START EXERCISE MATERIALS

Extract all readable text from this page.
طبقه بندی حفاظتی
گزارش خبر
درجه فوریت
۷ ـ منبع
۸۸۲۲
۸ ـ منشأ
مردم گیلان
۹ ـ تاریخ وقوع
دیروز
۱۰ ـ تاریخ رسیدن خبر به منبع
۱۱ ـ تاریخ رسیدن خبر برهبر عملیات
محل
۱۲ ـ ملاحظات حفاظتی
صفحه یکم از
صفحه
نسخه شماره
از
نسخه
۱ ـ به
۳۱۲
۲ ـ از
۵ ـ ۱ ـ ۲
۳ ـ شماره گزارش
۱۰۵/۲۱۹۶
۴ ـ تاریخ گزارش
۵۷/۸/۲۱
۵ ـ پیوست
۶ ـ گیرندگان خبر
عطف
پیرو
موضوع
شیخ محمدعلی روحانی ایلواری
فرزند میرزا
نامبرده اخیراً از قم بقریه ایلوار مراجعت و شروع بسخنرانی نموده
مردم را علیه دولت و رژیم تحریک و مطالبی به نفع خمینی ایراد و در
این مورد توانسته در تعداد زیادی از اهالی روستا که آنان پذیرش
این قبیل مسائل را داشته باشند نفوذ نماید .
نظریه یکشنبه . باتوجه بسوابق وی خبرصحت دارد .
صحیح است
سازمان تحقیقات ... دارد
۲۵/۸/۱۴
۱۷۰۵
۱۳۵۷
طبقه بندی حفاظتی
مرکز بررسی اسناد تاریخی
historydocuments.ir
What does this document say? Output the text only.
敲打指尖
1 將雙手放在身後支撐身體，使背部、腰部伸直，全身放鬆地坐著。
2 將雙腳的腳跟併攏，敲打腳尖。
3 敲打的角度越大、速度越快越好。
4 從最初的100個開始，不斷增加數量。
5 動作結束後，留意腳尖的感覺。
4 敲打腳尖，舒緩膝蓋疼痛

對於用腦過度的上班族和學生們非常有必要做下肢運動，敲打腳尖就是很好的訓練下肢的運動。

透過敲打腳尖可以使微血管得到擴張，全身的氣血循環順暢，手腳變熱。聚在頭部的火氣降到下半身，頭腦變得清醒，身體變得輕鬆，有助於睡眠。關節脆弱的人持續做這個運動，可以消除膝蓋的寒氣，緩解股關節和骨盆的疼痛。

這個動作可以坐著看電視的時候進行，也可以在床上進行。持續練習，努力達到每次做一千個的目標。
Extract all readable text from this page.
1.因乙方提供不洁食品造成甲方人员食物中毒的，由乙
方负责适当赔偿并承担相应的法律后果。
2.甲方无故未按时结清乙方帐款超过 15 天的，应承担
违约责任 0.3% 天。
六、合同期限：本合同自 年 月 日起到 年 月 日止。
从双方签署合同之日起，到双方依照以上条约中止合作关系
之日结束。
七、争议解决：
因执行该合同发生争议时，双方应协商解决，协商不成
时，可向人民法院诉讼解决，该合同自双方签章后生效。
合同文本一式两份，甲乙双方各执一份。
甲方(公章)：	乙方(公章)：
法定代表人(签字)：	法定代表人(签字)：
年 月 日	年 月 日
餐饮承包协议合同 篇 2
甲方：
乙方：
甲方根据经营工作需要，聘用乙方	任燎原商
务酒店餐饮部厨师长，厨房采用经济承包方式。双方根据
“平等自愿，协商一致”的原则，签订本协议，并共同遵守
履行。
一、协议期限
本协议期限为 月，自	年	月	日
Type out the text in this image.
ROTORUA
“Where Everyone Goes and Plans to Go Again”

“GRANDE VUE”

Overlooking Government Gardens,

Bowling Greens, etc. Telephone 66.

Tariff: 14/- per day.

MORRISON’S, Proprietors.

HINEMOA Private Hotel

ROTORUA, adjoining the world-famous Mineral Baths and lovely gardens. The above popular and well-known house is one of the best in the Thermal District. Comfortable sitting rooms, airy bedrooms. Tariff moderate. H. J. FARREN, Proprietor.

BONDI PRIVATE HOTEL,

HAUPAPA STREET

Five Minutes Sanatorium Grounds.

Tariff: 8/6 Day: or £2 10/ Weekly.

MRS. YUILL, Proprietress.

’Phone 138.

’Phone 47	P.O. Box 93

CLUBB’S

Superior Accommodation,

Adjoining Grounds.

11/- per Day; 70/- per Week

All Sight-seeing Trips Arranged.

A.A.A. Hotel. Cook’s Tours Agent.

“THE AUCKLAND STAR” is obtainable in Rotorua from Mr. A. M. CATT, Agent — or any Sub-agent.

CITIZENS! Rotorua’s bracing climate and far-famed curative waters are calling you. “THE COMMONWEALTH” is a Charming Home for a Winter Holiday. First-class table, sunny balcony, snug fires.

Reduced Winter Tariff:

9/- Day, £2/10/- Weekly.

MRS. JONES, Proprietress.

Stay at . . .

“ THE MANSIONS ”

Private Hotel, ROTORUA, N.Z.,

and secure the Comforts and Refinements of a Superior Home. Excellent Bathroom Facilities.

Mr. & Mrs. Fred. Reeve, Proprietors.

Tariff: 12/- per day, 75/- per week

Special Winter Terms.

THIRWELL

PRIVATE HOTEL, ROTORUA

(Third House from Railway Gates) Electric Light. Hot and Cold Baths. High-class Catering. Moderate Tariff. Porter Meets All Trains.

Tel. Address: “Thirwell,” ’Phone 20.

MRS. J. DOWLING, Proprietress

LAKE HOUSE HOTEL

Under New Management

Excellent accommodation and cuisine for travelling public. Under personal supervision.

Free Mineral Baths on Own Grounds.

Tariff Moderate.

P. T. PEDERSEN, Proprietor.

END EXERCISE MATERIALS

BRIEF:
Print the records once more, exactly as they were given.

EXERCISE RESULT:
Extract all readable text from this page.
طبقه بندی حفاظتی
گزارش خبر
درجه فوریت
۷ ـ منبع
۸۸۲۲
۸ ـ منشأ
مردم گیلان
۹ ـ تاریخ وقوع
دیروز
۱۰ ـ تاریخ رسیدن خبر به منبع
۱۱ ـ تاریخ رسیدن خبر برهبر عملیات
محل
۱۲ ـ ملاحظات حفاظتی
صفحه یکم از
صفحه
نسخه شماره
از
نسخه
۱ ـ به
۳۱۲
۲ ـ از
۵ ـ ۱ ـ ۲
۳ ـ شماره گزارش
۱۰۵/۲۱۹۶
۴ ـ تاریخ گزارش
۵۷/۸/۲۱
۵ ـ پیوست
۶ ـ گیرندگان خبر
عطف
پیرو
موضوع
شیخ محمدعلی روحانی ایلواری
فرزند میرزا
نامبرده اخیراً از قم بقریه ایلوار مراجعت و شروع بسخنرانی نموده
مردم را علیه دولت و رژیم تحریک و مطالبی به نفع خمینی ایراد و در
این مورد توانسته در تعداد زیادی از اهالی روستا که آنان پذیرش
این قبیل مسائل را داشته باشند نفوذ نماید .
نظریه یکشنبه . باتوجه بسوابق وی خبرصحت دارد .
صحیح است
سازمان تحقیقات ... دارد
۲۵/۸/۱۴
۱۷۰۵
۱۳۵۷
طبقه بندی حفاظتی
مرکز بررسی اسناد تاریخی
historydocuments.ir
What does this document say? Output the text only.
敲打指尖
1 將雙手放在身後支撐身體，使背部、腰部伸直，全身放鬆地坐著。
2 將雙腳的腳跟併攏，敲打腳尖。
3 敲打的角度越大、速度越快越好。
4 從最初的100個開始，不斷增加數量。
5 動作結束後，留意腳尖的感覺。
4 敲打腳尖，舒緩膝蓋疼痛

對於用腦過度的上班族和學生們非常有必要做下肢運動，敲打腳尖就是很好的訓練下肢的運動。

透過敲打腳尖可以使微血管得到擴張，全身的氣血循環順暢，手腳變熱。聚在頭部的火氣降到下半身，頭腦變得清醒，身體變得輕鬆，有助於睡眠。關節脆弱的人持續做這個運動，可以消除膝蓋的寒氣，緩解股關節和骨盆的疼痛。

這個動作可以坐著看電視的時候進行，也可以在床上進行。持續練習，努力達到每次做一千個的目標。
Extract all readable text from this page.
1.因乙方提供不洁食品造成甲方人员食物中毒的，由乙
方负责适当赔偿并承担相应的法律后果。
2.甲方无故未按时结清乙方帐款超过 15 天的，应承担
违约责任 0.3% 天。
六、合同期限：本合同自 年 月 日起到 年 月 日止。
从双方签署合同之日起，到双方依照以上条约中止合作关系
之日结束。
七、争议解决：
因执行该合同发生争议时，双方应协商解决，协商不成
时，可向人民法院诉讼解决，该合同自双方签章后生效。
合同文本一式两份，甲乙双方各执一份。
甲方(公章)：	乙方(公章)：
法定代表人(签字)：	法定代表人(签字)：
年 月 日	年 月 日
餐饮承包协议合同 篇 2
甲方：
乙方：
甲方根据经营工作需要，聘用乙方	任燎原商
务酒店餐饮部厨师长，厨房采用经济承包方式。双方根据
“平等自愿，协商一致”的原则，签订本协议，并共同遵守
履行。
一、协议期限
本协议期限为 月，自	年	月	日
Type out the text in this image.
ROTORUA
“Where Everyone Goes and Plans to Go Again”

“GRANDE VUE”

Overlooking Government Gardens,

Bowling Greens, etc. Telephone 66.

Tariff: 14/- per day.

MORRISON’S, Proprietors.

HINEMOA Private Hotel

ROTORUA, adjoining the world-famous Mineral Baths and lovely gardens. The above popular and well-known house is one of the best in the Thermal District. Comfortable sitting rooms, airy bedrooms. Tariff moderate. H. J. FARREN, Proprietor.

BONDI PRIVATE HOTEL,

HAUPAPA STREET

Five Minutes Sanatorium Grounds.

Tariff: 8/6 Day: or £2 10/ Weekly.

MRS. YUILL, Proprietress.

’Phone 138.

’Phone 47	P.O. Box 93

CLUBB’S

Superior Accommodation,

Adjoining Grounds.

11/- per Day; 70/- per Week

All Sight-seeing Trips Arranged.

A.A.A. Hotel. Cook’s Tours Agent.

“THE AUCKLAND STAR” is obtainable in Rotorua from Mr. A. M. CATT, Agent — or any Sub-agent.

CITIZENS! Rotorua’s bracing climate and far-famed curative waters are calling you. “THE COMMONWEALTH” is a Charming Home for a Winter Holiday. First-class table, sunny balcony, snug fires.

Reduced Winter Tariff:

9/- Day, £2/10/- Weekly.

MRS. JONES, Proprietress.

Stay at . . .

“ THE MANSIONS ”

Private Hotel, ROTORUA, N.Z.,

and secure the Comforts and Refinements of a Superior Home. Excellent Bathroom Facilities.

Mr. & Mrs. Fred. Reeve, Proprietors.

Tariff: 12/- per day, 75/- per week

Special Winter Terms.

THIRWELL

PRIVATE HOTEL, ROTORUA

(Third House from Railway Gates) Electric Light. Hot and Cold Baths. High-class Catering. Moderate Tariff. Porter Meets All Trains.

Tel. Address: “Thirwell,” ’Phone 20.

MRS. J. DOWLING, Proprietress

LAKE HOUSE HOTEL

Under New Management

Excellent accommodation and cuisine for travelling public. Under personal supervision.

Free Mineral Baths on Own Grounds.

Tariff Moderate.

P. T. PEDERSEN, Proprietor.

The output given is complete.